** TO DO **
Copy every line of the data in which the word "updated" occurs.

** RECORDED DATA **
§ §

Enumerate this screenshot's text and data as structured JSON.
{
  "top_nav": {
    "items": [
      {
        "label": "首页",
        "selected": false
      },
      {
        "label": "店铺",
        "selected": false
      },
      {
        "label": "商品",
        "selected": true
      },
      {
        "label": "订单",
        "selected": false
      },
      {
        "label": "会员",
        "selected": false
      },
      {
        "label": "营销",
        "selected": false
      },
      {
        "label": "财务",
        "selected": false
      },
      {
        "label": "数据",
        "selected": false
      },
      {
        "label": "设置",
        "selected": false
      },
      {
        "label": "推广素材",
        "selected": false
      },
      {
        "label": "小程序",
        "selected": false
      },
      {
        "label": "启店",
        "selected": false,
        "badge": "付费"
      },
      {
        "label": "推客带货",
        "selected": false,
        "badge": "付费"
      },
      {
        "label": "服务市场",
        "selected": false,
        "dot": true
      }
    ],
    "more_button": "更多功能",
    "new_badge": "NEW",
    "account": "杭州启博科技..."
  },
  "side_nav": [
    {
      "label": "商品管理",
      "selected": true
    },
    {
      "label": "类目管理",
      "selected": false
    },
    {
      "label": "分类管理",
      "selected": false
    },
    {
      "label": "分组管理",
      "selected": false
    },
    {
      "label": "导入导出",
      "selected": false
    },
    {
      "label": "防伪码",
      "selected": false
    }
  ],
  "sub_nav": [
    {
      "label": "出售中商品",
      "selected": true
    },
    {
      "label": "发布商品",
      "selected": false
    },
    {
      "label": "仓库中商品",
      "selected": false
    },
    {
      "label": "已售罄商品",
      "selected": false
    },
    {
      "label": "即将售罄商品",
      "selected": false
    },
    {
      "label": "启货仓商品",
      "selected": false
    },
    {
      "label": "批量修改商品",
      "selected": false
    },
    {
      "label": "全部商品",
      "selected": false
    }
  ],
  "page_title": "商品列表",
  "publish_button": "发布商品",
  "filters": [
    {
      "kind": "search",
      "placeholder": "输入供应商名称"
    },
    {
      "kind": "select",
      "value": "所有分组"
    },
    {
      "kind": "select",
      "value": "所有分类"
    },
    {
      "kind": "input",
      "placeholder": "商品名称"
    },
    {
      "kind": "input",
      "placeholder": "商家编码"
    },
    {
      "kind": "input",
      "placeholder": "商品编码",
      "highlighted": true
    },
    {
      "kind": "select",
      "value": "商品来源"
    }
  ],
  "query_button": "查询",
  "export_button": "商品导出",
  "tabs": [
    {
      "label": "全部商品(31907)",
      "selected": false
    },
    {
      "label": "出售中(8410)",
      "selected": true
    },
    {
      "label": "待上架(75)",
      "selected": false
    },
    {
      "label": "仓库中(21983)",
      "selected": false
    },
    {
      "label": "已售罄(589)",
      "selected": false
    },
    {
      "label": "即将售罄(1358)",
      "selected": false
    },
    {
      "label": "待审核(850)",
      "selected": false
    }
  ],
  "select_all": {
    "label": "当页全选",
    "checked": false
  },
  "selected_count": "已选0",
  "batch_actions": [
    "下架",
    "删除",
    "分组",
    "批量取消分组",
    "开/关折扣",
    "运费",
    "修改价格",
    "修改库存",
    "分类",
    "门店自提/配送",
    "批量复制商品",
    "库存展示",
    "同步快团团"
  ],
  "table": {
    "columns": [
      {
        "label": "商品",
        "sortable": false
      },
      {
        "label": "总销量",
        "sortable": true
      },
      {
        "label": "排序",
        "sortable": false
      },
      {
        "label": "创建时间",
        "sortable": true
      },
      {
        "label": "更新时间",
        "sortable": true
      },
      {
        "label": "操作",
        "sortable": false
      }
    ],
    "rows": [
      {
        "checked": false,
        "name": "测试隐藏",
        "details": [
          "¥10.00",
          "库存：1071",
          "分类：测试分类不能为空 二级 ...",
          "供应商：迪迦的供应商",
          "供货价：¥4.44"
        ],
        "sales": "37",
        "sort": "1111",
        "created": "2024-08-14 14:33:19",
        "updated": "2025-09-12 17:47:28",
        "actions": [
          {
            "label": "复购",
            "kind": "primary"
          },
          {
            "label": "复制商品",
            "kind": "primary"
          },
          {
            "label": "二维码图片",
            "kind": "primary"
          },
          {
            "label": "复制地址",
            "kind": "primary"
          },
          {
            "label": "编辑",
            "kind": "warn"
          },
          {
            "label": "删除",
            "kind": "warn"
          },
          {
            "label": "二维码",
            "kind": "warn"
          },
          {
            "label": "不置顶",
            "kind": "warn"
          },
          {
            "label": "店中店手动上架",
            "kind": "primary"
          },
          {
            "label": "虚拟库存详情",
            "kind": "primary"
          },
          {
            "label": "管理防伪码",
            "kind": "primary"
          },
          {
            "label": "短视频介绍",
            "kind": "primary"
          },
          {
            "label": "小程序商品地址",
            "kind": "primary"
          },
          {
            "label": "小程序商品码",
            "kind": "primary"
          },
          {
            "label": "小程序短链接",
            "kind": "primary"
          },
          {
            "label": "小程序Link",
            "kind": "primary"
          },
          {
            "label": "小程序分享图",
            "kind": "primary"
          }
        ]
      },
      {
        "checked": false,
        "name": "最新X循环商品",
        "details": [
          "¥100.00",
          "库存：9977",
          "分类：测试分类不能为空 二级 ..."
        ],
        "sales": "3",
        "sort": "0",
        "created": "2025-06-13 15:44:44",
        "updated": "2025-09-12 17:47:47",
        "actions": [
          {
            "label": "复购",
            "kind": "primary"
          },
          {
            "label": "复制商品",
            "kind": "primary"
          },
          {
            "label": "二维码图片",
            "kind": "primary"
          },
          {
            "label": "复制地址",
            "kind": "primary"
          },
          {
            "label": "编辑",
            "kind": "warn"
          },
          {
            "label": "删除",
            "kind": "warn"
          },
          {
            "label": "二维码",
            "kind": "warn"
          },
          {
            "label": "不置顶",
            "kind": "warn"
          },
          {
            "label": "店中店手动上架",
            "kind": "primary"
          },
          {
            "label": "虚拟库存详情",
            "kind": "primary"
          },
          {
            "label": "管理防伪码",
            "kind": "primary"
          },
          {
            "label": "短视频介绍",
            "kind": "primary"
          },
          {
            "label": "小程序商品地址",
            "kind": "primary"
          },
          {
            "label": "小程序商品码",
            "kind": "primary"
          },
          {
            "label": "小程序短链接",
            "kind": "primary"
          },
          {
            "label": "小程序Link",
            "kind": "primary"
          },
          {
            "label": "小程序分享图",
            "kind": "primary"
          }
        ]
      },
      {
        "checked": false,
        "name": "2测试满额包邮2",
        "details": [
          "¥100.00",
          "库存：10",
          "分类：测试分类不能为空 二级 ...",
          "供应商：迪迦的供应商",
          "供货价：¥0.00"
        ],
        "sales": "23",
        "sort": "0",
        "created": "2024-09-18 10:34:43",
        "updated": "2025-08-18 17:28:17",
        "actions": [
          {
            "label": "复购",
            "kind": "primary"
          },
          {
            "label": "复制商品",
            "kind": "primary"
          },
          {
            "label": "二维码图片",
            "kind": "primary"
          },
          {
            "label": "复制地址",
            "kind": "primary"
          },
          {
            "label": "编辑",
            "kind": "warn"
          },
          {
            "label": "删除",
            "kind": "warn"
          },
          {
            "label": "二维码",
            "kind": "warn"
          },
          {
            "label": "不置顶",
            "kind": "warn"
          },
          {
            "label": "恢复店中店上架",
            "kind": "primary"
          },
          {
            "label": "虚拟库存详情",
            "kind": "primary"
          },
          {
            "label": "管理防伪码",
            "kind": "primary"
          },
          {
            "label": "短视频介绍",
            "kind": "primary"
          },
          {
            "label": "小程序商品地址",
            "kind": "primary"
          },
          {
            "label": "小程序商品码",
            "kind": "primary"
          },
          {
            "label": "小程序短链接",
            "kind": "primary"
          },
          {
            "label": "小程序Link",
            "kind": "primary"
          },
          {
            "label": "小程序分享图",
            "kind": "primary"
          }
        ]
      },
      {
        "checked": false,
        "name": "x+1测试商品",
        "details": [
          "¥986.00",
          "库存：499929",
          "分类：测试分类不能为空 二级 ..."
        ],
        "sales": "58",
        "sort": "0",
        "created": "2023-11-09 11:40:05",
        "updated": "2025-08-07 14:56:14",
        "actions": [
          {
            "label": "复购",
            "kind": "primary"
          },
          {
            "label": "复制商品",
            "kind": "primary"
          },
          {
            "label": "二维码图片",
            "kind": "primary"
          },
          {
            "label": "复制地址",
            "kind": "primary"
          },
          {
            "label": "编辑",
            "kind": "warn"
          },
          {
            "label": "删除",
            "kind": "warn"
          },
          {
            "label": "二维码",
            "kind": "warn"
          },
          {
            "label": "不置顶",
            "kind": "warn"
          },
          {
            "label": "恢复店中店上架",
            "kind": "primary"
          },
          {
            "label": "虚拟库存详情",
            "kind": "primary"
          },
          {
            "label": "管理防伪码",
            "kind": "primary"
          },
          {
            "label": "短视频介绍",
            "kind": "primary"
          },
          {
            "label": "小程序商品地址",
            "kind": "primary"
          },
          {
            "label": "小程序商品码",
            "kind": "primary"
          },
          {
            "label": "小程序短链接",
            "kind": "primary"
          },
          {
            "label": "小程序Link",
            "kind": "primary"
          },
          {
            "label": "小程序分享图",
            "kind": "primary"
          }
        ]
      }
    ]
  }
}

§ §

** ANSWER **
        "updated": "2025-09-12 17:47:28",
        "updated": "2025-09-12 17:47:47",
        "updated": "2025-08-18 17:28:17",
        "updated": "2025-08-07 14:56:14",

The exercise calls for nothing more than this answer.